■ INSTRUCTIONS FOR THE TASK ■
Sift the listing for lines that hold the string "Teknologiateollisuus" and pull them out.

Start INPUT FOR THIS TASK

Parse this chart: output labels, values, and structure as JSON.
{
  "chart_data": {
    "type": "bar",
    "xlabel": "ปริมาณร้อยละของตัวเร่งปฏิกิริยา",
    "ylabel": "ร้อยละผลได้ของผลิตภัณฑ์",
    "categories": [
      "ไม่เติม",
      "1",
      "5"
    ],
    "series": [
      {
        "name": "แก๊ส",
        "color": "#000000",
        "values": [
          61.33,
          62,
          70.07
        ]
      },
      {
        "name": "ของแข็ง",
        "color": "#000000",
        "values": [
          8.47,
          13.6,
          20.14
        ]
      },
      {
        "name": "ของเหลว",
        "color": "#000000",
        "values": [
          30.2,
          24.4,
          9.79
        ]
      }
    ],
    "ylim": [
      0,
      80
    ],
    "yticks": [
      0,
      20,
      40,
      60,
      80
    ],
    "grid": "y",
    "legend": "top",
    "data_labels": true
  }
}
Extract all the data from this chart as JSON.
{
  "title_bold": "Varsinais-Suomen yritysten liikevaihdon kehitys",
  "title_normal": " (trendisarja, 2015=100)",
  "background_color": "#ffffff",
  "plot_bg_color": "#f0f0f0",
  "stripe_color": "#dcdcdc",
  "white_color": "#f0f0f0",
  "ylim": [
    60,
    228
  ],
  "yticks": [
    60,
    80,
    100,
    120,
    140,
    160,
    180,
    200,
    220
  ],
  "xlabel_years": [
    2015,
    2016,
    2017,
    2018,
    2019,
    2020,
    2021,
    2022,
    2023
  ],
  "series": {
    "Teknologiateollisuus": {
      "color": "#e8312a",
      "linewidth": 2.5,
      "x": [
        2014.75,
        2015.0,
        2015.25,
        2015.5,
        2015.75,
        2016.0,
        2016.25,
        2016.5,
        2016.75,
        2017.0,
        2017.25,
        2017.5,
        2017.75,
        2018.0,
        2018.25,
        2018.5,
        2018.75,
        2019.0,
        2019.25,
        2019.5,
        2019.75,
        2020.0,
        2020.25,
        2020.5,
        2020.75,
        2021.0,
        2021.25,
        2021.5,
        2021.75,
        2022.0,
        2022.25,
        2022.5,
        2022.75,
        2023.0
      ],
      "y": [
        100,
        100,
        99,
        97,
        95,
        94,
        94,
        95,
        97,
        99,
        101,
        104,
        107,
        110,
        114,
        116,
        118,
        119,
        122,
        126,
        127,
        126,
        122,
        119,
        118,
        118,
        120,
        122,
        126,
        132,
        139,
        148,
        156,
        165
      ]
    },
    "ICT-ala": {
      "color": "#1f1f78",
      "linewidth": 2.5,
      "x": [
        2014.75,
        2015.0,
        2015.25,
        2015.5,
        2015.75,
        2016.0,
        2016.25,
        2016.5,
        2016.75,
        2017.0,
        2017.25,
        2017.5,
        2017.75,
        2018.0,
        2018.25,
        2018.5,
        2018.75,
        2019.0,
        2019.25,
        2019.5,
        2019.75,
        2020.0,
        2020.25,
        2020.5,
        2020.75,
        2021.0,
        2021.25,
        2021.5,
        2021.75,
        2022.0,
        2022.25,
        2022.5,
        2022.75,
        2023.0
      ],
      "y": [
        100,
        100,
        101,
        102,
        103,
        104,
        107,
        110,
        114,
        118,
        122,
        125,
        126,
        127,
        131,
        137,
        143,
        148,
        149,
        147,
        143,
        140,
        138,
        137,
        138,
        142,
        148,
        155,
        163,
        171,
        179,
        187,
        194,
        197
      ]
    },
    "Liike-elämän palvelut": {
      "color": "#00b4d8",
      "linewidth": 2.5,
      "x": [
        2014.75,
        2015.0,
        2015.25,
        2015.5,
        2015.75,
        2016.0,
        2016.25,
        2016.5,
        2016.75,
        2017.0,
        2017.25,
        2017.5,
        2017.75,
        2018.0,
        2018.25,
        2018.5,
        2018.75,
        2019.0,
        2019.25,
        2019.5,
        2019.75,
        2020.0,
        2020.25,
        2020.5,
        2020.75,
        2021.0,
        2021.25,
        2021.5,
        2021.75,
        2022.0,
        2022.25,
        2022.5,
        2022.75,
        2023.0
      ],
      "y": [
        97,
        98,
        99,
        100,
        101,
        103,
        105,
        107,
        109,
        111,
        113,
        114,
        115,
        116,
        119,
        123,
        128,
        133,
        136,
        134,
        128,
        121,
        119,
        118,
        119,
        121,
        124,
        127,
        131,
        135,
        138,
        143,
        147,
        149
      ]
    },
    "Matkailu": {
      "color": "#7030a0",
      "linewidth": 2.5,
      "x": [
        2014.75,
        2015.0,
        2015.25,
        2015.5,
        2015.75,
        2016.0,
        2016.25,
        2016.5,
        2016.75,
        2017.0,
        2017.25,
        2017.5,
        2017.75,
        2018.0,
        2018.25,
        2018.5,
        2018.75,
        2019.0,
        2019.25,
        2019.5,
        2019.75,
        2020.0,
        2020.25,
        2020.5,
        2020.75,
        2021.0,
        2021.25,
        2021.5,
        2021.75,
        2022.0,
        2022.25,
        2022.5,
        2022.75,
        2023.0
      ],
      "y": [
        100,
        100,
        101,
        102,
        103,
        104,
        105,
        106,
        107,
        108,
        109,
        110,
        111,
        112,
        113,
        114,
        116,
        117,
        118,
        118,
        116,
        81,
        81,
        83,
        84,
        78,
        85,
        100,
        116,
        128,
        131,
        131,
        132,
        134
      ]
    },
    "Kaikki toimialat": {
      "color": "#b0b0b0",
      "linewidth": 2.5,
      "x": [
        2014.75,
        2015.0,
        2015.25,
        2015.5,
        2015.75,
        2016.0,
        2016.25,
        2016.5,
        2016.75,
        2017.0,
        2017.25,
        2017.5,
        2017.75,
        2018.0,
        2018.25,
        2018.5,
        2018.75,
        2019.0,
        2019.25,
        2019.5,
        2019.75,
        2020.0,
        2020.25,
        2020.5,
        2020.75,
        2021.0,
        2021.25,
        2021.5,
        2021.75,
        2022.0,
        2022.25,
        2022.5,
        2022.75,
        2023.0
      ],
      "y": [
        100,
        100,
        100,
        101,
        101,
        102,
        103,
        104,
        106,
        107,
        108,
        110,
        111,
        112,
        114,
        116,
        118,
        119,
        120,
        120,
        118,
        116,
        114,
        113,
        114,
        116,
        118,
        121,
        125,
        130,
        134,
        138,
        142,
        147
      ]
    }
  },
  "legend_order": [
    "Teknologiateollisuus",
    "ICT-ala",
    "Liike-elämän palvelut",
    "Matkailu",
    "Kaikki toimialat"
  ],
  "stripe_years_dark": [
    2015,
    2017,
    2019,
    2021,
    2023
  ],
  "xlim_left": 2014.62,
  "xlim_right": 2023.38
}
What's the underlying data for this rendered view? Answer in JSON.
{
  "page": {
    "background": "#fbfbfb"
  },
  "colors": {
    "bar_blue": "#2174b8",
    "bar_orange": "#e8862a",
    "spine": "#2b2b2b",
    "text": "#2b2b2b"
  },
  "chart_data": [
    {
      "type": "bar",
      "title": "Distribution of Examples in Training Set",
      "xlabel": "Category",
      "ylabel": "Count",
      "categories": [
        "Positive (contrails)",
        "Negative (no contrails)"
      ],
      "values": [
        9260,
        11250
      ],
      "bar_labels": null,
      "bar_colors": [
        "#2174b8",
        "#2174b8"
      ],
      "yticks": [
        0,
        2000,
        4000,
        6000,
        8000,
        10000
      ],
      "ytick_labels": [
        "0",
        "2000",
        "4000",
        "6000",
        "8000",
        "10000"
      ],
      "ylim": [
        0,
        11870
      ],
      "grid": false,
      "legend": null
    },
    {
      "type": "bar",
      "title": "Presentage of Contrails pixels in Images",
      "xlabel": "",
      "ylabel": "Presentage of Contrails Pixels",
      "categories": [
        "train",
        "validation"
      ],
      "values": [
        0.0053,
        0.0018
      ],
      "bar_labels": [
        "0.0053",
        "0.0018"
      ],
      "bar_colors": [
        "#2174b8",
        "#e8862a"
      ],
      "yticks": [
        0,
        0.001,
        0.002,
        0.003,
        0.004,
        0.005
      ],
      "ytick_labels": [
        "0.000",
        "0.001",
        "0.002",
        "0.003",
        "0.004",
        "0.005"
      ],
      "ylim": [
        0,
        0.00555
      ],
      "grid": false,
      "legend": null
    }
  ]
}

End INPUT FOR THIS TASK

■ EXERCISE SOLUTION ■
    "Teknologiateollisuus": {
    "Teknologiateollisuus",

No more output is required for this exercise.